## BEGIN Given records
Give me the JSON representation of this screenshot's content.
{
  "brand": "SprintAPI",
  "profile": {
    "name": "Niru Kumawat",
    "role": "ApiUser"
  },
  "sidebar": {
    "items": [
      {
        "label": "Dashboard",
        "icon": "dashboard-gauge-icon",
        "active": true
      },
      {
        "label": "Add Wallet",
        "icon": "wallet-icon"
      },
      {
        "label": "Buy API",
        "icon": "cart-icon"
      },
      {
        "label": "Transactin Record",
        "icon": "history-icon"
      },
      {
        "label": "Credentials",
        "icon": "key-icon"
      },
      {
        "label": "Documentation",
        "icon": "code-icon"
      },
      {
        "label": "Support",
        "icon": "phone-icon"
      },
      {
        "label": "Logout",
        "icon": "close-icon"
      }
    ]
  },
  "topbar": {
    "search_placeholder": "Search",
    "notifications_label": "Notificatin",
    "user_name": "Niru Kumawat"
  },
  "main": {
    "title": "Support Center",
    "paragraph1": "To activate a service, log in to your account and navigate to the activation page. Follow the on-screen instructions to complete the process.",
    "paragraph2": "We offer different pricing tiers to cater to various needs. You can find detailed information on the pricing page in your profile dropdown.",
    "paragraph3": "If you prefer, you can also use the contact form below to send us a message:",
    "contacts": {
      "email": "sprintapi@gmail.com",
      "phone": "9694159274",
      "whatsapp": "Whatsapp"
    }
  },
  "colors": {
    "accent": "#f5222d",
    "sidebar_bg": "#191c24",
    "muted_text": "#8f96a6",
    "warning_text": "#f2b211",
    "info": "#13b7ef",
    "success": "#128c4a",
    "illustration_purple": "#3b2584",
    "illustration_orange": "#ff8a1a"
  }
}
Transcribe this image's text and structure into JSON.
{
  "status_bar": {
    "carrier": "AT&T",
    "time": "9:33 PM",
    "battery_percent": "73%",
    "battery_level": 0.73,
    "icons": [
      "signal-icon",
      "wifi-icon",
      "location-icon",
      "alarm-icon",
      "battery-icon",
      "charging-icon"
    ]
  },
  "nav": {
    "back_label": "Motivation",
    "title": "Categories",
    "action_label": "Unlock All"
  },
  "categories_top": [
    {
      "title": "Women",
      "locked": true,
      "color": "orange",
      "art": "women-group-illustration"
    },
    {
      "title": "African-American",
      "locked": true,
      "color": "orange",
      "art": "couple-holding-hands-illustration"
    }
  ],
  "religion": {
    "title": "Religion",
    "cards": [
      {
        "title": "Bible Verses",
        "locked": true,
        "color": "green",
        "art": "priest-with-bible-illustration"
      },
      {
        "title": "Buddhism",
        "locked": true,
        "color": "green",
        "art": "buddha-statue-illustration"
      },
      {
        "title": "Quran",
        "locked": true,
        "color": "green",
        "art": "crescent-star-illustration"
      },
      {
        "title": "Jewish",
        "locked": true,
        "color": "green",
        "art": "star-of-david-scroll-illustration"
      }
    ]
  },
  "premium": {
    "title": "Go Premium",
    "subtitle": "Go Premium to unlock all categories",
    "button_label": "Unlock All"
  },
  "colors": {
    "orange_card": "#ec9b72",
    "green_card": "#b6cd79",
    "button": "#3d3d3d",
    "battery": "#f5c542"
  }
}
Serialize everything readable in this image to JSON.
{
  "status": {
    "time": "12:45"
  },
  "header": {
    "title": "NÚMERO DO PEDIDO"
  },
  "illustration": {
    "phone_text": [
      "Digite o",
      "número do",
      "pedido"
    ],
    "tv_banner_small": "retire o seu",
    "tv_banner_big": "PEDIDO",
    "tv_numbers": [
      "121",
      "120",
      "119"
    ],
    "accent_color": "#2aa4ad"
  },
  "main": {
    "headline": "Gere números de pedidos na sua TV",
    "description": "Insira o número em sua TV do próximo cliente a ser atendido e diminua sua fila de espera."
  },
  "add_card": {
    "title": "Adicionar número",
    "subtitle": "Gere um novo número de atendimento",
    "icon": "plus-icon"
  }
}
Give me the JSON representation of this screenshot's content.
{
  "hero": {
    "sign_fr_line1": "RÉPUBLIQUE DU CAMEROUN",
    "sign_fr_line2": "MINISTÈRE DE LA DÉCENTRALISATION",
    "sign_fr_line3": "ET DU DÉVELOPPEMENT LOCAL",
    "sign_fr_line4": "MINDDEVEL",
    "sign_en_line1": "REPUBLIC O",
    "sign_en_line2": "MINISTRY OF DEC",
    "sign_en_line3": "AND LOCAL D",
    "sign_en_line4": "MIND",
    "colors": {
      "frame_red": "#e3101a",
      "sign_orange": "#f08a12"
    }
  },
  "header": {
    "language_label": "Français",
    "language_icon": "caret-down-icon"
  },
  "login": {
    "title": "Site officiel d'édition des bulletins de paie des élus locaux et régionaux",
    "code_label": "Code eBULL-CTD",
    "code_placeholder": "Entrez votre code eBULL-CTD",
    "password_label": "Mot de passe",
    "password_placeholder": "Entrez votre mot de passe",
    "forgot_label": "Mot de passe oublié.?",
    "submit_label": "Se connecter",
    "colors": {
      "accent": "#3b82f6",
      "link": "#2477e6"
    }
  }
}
## END Given records
* _Set exercise_
Report how many lines of the entries hold the string "Gere". Provide the number alone.

* _Answer in full_
2